RECORDS FOR PROCESSING:
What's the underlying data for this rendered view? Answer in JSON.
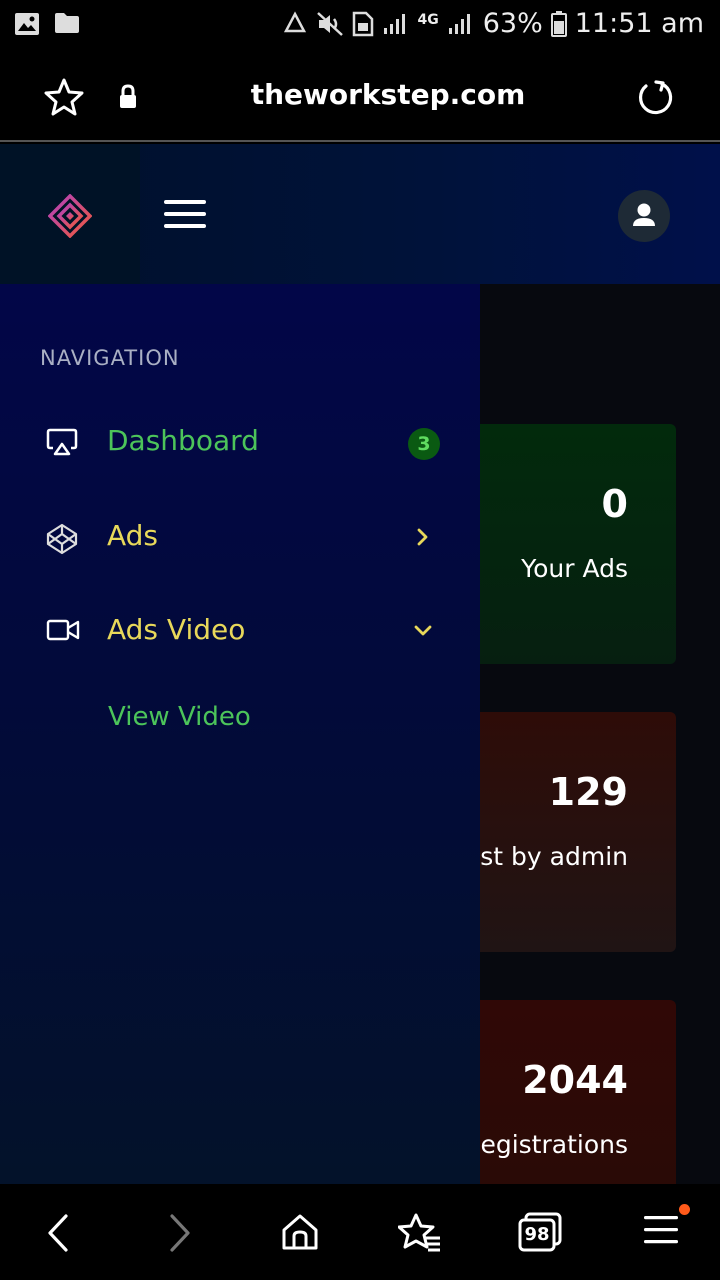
{
  "status_bar": {
    "network": "4G",
    "battery": "63%",
    "time": "11:51 am"
  },
  "browser": {
    "url": "theworkstep.com"
  },
  "colors": {
    "nav_active": "#4cc45a",
    "nav_item": "#e8d85a",
    "badge_bg": "#0a5a12"
  },
  "sidebar": {
    "heading": "NAVIGATION",
    "items": [
      {
        "label": "Dashboard",
        "icon": "airplay-icon",
        "badge": "3"
      },
      {
        "label": "Ads",
        "icon": "codepen-icon",
        "arrow": "chevron-right-icon"
      },
      {
        "label": "Ads Video",
        "icon": "video-icon",
        "arrow": "chevron-down-icon"
      }
    ],
    "subitems": [
      {
        "label": "View Video"
      }
    ]
  },
  "cards": [
    {
      "value": "0",
      "label": "Your Ads"
    },
    {
      "value": "129",
      "label": "ost by admin"
    },
    {
      "value": "2044",
      "label": "egistrations"
    }
  ],
  "bottom_bar": {
    "tab_count": "98"
  }
}
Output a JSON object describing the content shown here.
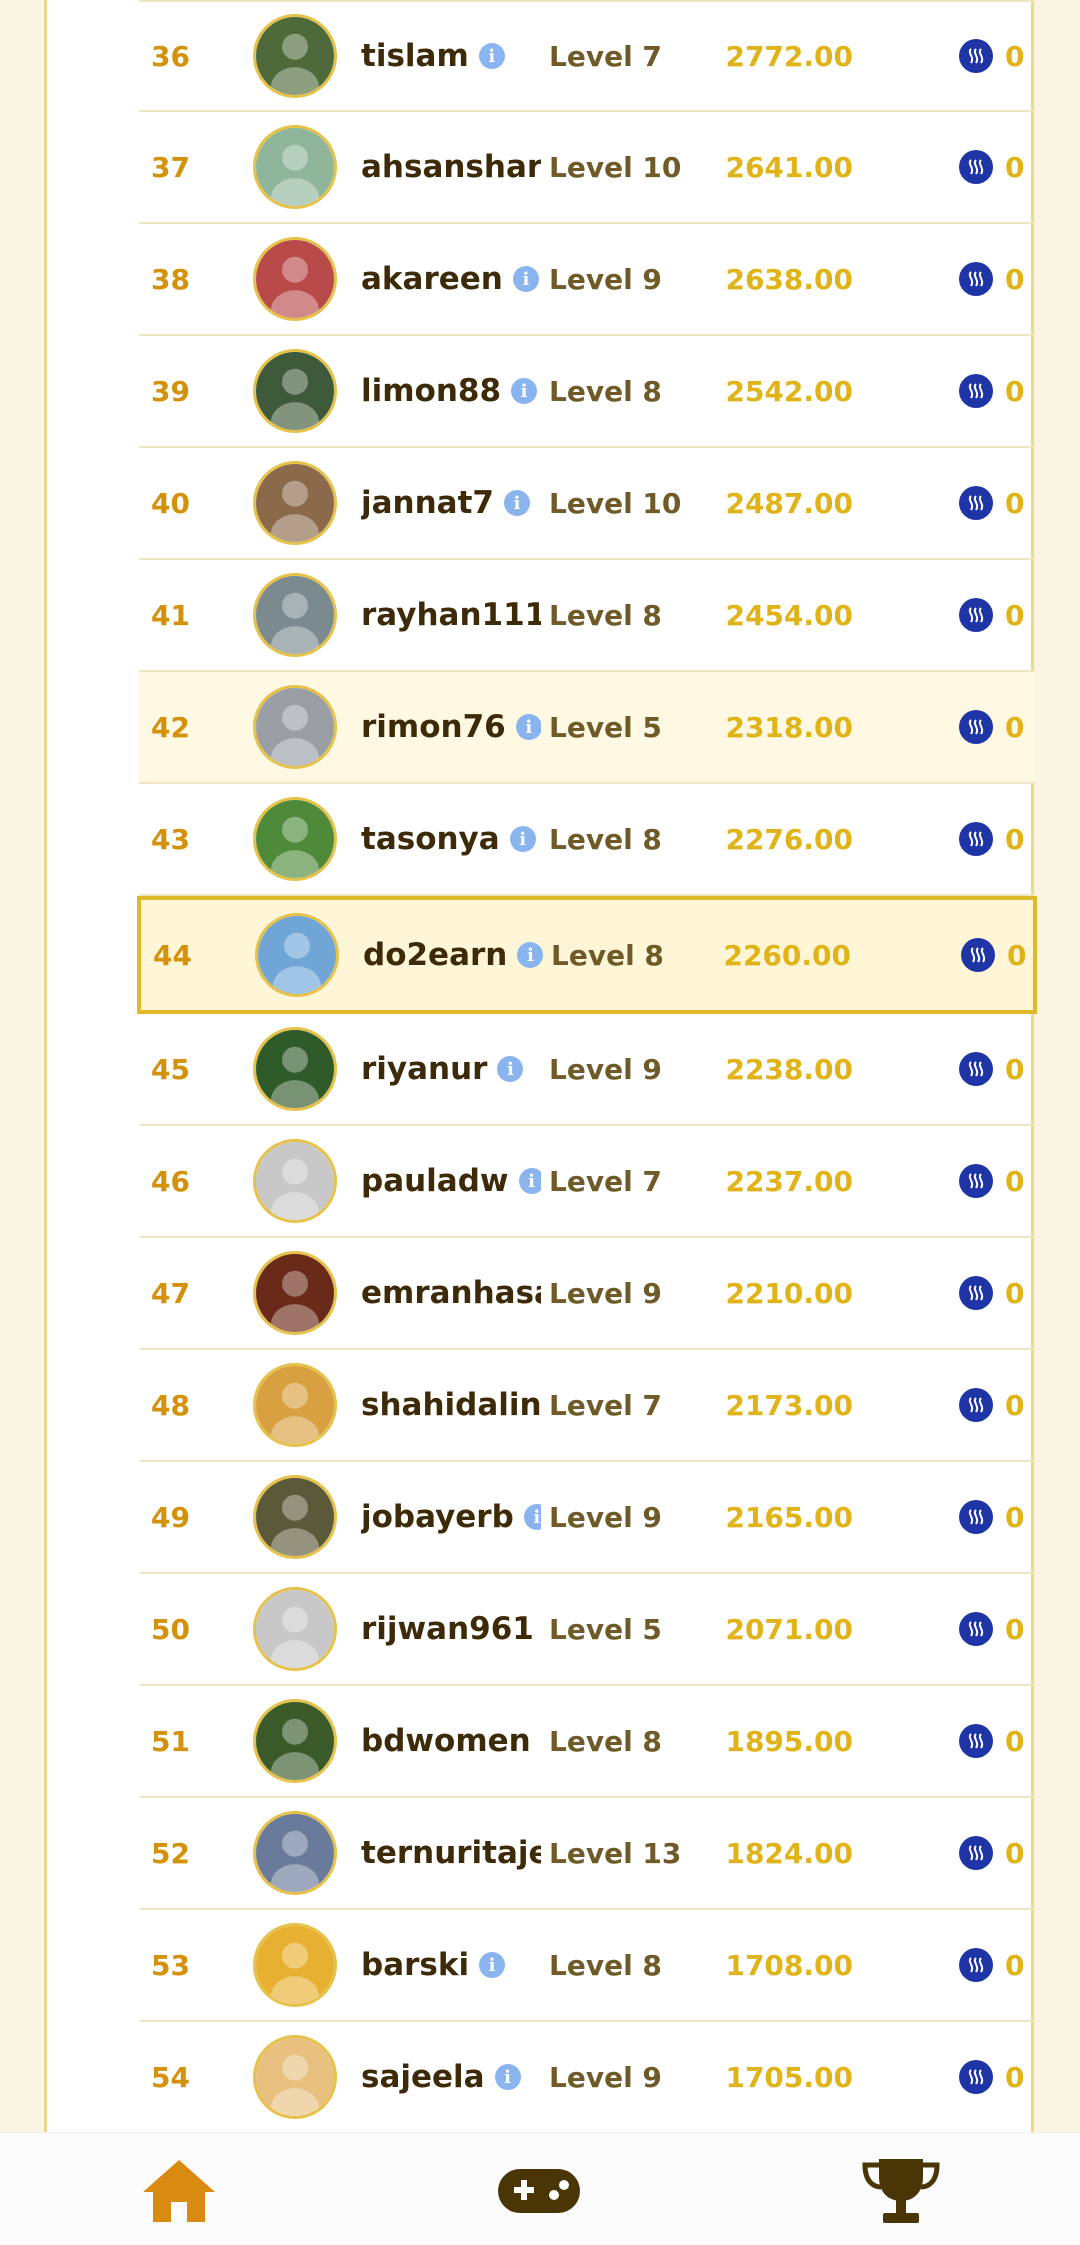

WHAT THE TASK ASKS:
Retype each line of the listing above word for word. Exclude the pictures.

FULL ANSWER:
What's the underlying data for this rendered view? Answer in JSON.
{
  "status_bar": {
    "network": "4G",
    "battery": "63%",
    "time": "11:51 am"
  },
  "browser": {
    "url": "theworkstep.com"
  },
  "colors": {
    "nav_active": "#4cc45a",
    "nav_item": "#e8d85a",
    "badge_bg": "#0a5a12"
  },
  "sidebar": {
    "heading": "NAVIGATION",
    "items": [
      {
        "label": "Dashboard",
        "icon": "airplay-icon",
        "badge": "3"
      },
      {
        "label": "Ads",
        "icon": "codepen-icon",
        "arrow": "chevron-right-icon"
      },
      {
        "label": "Ads Video",
        "icon": "video-icon",
        "arrow": "chevron-down-icon"
      }
    ],
    "subitems": [
      {
        "label": "View Video"
      }
    ]
  },
  "cards": [
    {
      "value": "0",
      "label": "Your Ads"
    },
    {
      "value": "129",
      "label": "ost by admin"
    },
    {
      "value": "2044",
      "label": "egistrations"
    }
  ],
  "bottom_bar": {
    "tab_count": "98"
  }
}
Output a JSON object describing the content shown here.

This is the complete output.